▶ **Task details**: Leaving out the pictures, transcribe all of the records faithfully.

▶ **Supplied records**:
##############################
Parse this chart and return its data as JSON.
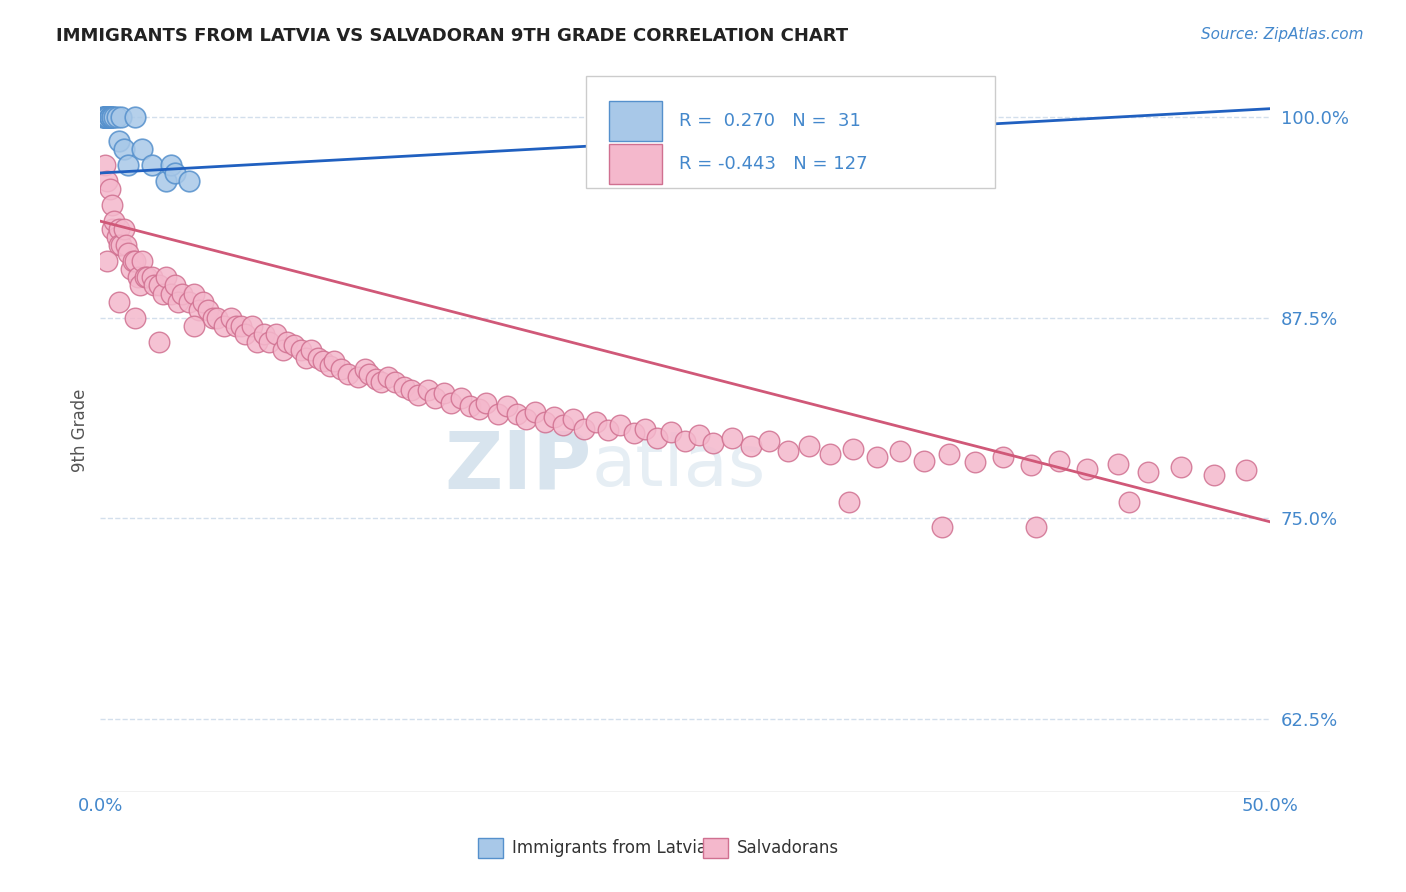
{
  "title": "IMMIGRANTS FROM LATVIA VS SALVADORAN 9TH GRADE CORRELATION CHART",
  "source_text": "Source: ZipAtlas.com",
  "ylabel": "9th Grade",
  "xmin": 0.0,
  "xmax": 0.5,
  "ymin": 0.58,
  "ymax": 1.03,
  "xtick_labels": [
    "0.0%",
    "50.0%"
  ],
  "ytick_labels": [
    "62.5%",
    "75.0%",
    "87.5%",
    "100.0%"
  ],
  "ytick_values": [
    0.625,
    0.75,
    0.875,
    1.0
  ],
  "legend_blue_label": "Immigrants from Latvia",
  "legend_pink_label": "Salvadorans",
  "R_blue": 0.27,
  "N_blue": 31,
  "R_pink": -0.443,
  "N_pink": 127,
  "blue_color": "#a8c8e8",
  "blue_edge_color": "#5590cc",
  "blue_line_color": "#2060c0",
  "pink_color": "#f4b8cc",
  "pink_edge_color": "#d07090",
  "pink_line_color": "#d05878",
  "watermark_color": "#ccdde8",
  "background_color": "#ffffff",
  "grid_color": "#c8d8e8",
  "tick_color": "#4488cc",
  "title_color": "#222222",
  "blue_trend_x0": 0.0,
  "blue_trend_y0": 0.965,
  "blue_trend_x1": 0.5,
  "blue_trend_y1": 1.005,
  "pink_trend_x0": 0.0,
  "pink_trend_y0": 0.935,
  "pink_trend_x1": 0.5,
  "pink_trend_y1": 0.748,
  "blue_scatter_x": [
    0.001,
    0.001,
    0.002,
    0.002,
    0.002,
    0.002,
    0.003,
    0.003,
    0.003,
    0.003,
    0.003,
    0.003,
    0.004,
    0.004,
    0.004,
    0.005,
    0.005,
    0.006,
    0.007,
    0.008,
    0.009,
    0.01,
    0.012,
    0.015,
    0.018,
    0.022,
    0.028,
    0.03,
    0.032,
    0.038,
    0.26
  ],
  "blue_scatter_y": [
    1.0,
    1.0,
    1.0,
    1.0,
    1.0,
    1.0,
    1.0,
    1.0,
    1.0,
    1.0,
    1.0,
    1.0,
    1.0,
    1.0,
    1.0,
    1.0,
    1.0,
    1.0,
    1.0,
    0.985,
    1.0,
    0.98,
    0.97,
    1.0,
    0.98,
    0.97,
    0.96,
    0.97,
    0.965,
    0.96,
    0.975
  ],
  "pink_scatter_x": [
    0.002,
    0.003,
    0.004,
    0.005,
    0.005,
    0.006,
    0.007,
    0.008,
    0.008,
    0.009,
    0.01,
    0.011,
    0.012,
    0.013,
    0.014,
    0.015,
    0.016,
    0.017,
    0.018,
    0.019,
    0.02,
    0.022,
    0.023,
    0.025,
    0.027,
    0.028,
    0.03,
    0.032,
    0.033,
    0.035,
    0.038,
    0.04,
    0.042,
    0.044,
    0.046,
    0.048,
    0.05,
    0.053,
    0.056,
    0.058,
    0.06,
    0.062,
    0.065,
    0.067,
    0.07,
    0.072,
    0.075,
    0.078,
    0.08,
    0.083,
    0.086,
    0.088,
    0.09,
    0.093,
    0.095,
    0.098,
    0.1,
    0.103,
    0.106,
    0.11,
    0.113,
    0.115,
    0.118,
    0.12,
    0.123,
    0.126,
    0.13,
    0.133,
    0.136,
    0.14,
    0.143,
    0.147,
    0.15,
    0.154,
    0.158,
    0.162,
    0.165,
    0.17,
    0.174,
    0.178,
    0.182,
    0.186,
    0.19,
    0.194,
    0.198,
    0.202,
    0.207,
    0.212,
    0.217,
    0.222,
    0.228,
    0.233,
    0.238,
    0.244,
    0.25,
    0.256,
    0.262,
    0.27,
    0.278,
    0.286,
    0.294,
    0.303,
    0.312,
    0.322,
    0.332,
    0.342,
    0.352,
    0.363,
    0.374,
    0.386,
    0.398,
    0.41,
    0.422,
    0.435,
    0.448,
    0.462,
    0.476,
    0.49,
    0.003,
    0.008,
    0.015,
    0.025,
    0.04,
    0.32,
    0.36,
    0.4,
    0.44
  ],
  "pink_scatter_y": [
    0.97,
    0.96,
    0.955,
    0.945,
    0.93,
    0.935,
    0.925,
    0.93,
    0.92,
    0.92,
    0.93,
    0.92,
    0.915,
    0.905,
    0.91,
    0.91,
    0.9,
    0.895,
    0.91,
    0.9,
    0.9,
    0.9,
    0.895,
    0.895,
    0.89,
    0.9,
    0.89,
    0.895,
    0.885,
    0.89,
    0.885,
    0.89,
    0.88,
    0.885,
    0.88,
    0.875,
    0.875,
    0.87,
    0.875,
    0.87,
    0.87,
    0.865,
    0.87,
    0.86,
    0.865,
    0.86,
    0.865,
    0.855,
    0.86,
    0.858,
    0.855,
    0.85,
    0.855,
    0.85,
    0.848,
    0.845,
    0.848,
    0.843,
    0.84,
    0.838,
    0.843,
    0.84,
    0.837,
    0.835,
    0.838,
    0.835,
    0.832,
    0.83,
    0.827,
    0.83,
    0.825,
    0.828,
    0.822,
    0.825,
    0.82,
    0.818,
    0.822,
    0.815,
    0.82,
    0.815,
    0.812,
    0.816,
    0.81,
    0.813,
    0.808,
    0.812,
    0.806,
    0.81,
    0.805,
    0.808,
    0.803,
    0.806,
    0.8,
    0.804,
    0.798,
    0.802,
    0.797,
    0.8,
    0.795,
    0.798,
    0.792,
    0.795,
    0.79,
    0.793,
    0.788,
    0.792,
    0.786,
    0.79,
    0.785,
    0.788,
    0.783,
    0.786,
    0.781,
    0.784,
    0.779,
    0.782,
    0.777,
    0.78,
    0.91,
    0.885,
    0.875,
    0.86,
    0.87,
    0.76,
    0.745,
    0.745,
    0.76
  ]
}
##############################
▶ **In response**:
Parse this chart and return its data as JSON.
{
  "title": "IMMIGRANTS FROM LATVIA VS SALVADORAN 9TH GRADE CORRELATION CHART",
  "source_text": "Source: ZipAtlas.com",
  "ylabel": "9th Grade",
  "xmin": 0.0,
  "xmax": 0.5,
  "ymin": 0.58,
  "ymax": 1.03,
  "xtick_labels": [
    "0.0%",
    "50.0%"
  ],
  "ytick_labels": [
    "62.5%",
    "75.0%",
    "87.5%",
    "100.0%"
  ],
  "ytick_values": [
    0.625,
    0.75,
    0.875,
    1.0
  ],
  "legend_blue_label": "Immigrants from Latvia",
  "legend_pink_label": "Salvadorans",
  "R_blue": 0.27,
  "N_blue": 31,
  "R_pink": -0.443,
  "N_pink": 127,
  "blue_color": "#a8c8e8",
  "blue_edge_color": "#5590cc",
  "blue_line_color": "#2060c0",
  "pink_color": "#f4b8cc",
  "pink_edge_color": "#d07090",
  "pink_line_color": "#d05878",
  "watermark_color": "#ccdde8",
  "background_color": "#ffffff",
  "grid_color": "#c8d8e8",
  "tick_color": "#4488cc",
  "title_color": "#222222",
  "blue_trend_x0": 0.0,
  "blue_trend_y0": 0.965,
  "blue_trend_x1": 0.5,
  "blue_trend_y1": 1.005,
  "pink_trend_x0": 0.0,
  "pink_trend_y0": 0.935,
  "pink_trend_x1": 0.5,
  "pink_trend_y1": 0.748,
  "blue_scatter_x": [
    0.001,
    0.001,
    0.002,
    0.002,
    0.002,
    0.002,
    0.003,
    0.003,
    0.003,
    0.003,
    0.003,
    0.003,
    0.004,
    0.004,
    0.004,
    0.005,
    0.005,
    0.006,
    0.007,
    0.008,
    0.009,
    0.01,
    0.012,
    0.015,
    0.018,
    0.022,
    0.028,
    0.03,
    0.032,
    0.038,
    0.26
  ],
  "blue_scatter_y": [
    1.0,
    1.0,
    1.0,
    1.0,
    1.0,
    1.0,
    1.0,
    1.0,
    1.0,
    1.0,
    1.0,
    1.0,
    1.0,
    1.0,
    1.0,
    1.0,
    1.0,
    1.0,
    1.0,
    0.985,
    1.0,
    0.98,
    0.97,
    1.0,
    0.98,
    0.97,
    0.96,
    0.97,
    0.965,
    0.96,
    0.975
  ],
  "pink_scatter_x": [
    0.002,
    0.003,
    0.004,
    0.005,
    0.005,
    0.006,
    0.007,
    0.008,
    0.008,
    0.009,
    0.01,
    0.011,
    0.012,
    0.013,
    0.014,
    0.015,
    0.016,
    0.017,
    0.018,
    0.019,
    0.02,
    0.022,
    0.023,
    0.025,
    0.027,
    0.028,
    0.03,
    0.032,
    0.033,
    0.035,
    0.038,
    0.04,
    0.042,
    0.044,
    0.046,
    0.048,
    0.05,
    0.053,
    0.056,
    0.058,
    0.06,
    0.062,
    0.065,
    0.067,
    0.07,
    0.072,
    0.075,
    0.078,
    0.08,
    0.083,
    0.086,
    0.088,
    0.09,
    0.093,
    0.095,
    0.098,
    0.1,
    0.103,
    0.106,
    0.11,
    0.113,
    0.115,
    0.118,
    0.12,
    0.123,
    0.126,
    0.13,
    0.133,
    0.136,
    0.14,
    0.143,
    0.147,
    0.15,
    0.154,
    0.158,
    0.162,
    0.165,
    0.17,
    0.174,
    0.178,
    0.182,
    0.186,
    0.19,
    0.194,
    0.198,
    0.202,
    0.207,
    0.212,
    0.217,
    0.222,
    0.228,
    0.233,
    0.238,
    0.244,
    0.25,
    0.256,
    0.262,
    0.27,
    0.278,
    0.286,
    0.294,
    0.303,
    0.312,
    0.322,
    0.332,
    0.342,
    0.352,
    0.363,
    0.374,
    0.386,
    0.398,
    0.41,
    0.422,
    0.435,
    0.448,
    0.462,
    0.476,
    0.49,
    0.003,
    0.008,
    0.015,
    0.025,
    0.04,
    0.32,
    0.36,
    0.4,
    0.44
  ],
  "pink_scatter_y": [
    0.97,
    0.96,
    0.955,
    0.945,
    0.93,
    0.935,
    0.925,
    0.93,
    0.92,
    0.92,
    0.93,
    0.92,
    0.915,
    0.905,
    0.91,
    0.91,
    0.9,
    0.895,
    0.91,
    0.9,
    0.9,
    0.9,
    0.895,
    0.895,
    0.89,
    0.9,
    0.89,
    0.895,
    0.885,
    0.89,
    0.885,
    0.89,
    0.88,
    0.885,
    0.88,
    0.875,
    0.875,
    0.87,
    0.875,
    0.87,
    0.87,
    0.865,
    0.87,
    0.86,
    0.865,
    0.86,
    0.865,
    0.855,
    0.86,
    0.858,
    0.855,
    0.85,
    0.855,
    0.85,
    0.848,
    0.845,
    0.848,
    0.843,
    0.84,
    0.838,
    0.843,
    0.84,
    0.837,
    0.835,
    0.838,
    0.835,
    0.832,
    0.83,
    0.827,
    0.83,
    0.825,
    0.828,
    0.822,
    0.825,
    0.82,
    0.818,
    0.822,
    0.815,
    0.82,
    0.815,
    0.812,
    0.816,
    0.81,
    0.813,
    0.808,
    0.812,
    0.806,
    0.81,
    0.805,
    0.808,
    0.803,
    0.806,
    0.8,
    0.804,
    0.798,
    0.802,
    0.797,
    0.8,
    0.795,
    0.798,
    0.792,
    0.795,
    0.79,
    0.793,
    0.788,
    0.792,
    0.786,
    0.79,
    0.785,
    0.788,
    0.783,
    0.786,
    0.781,
    0.784,
    0.779,
    0.782,
    0.777,
    0.78,
    0.91,
    0.885,
    0.875,
    0.86,
    0.87,
    0.76,
    0.745,
    0.745,
    0.76
  ]
}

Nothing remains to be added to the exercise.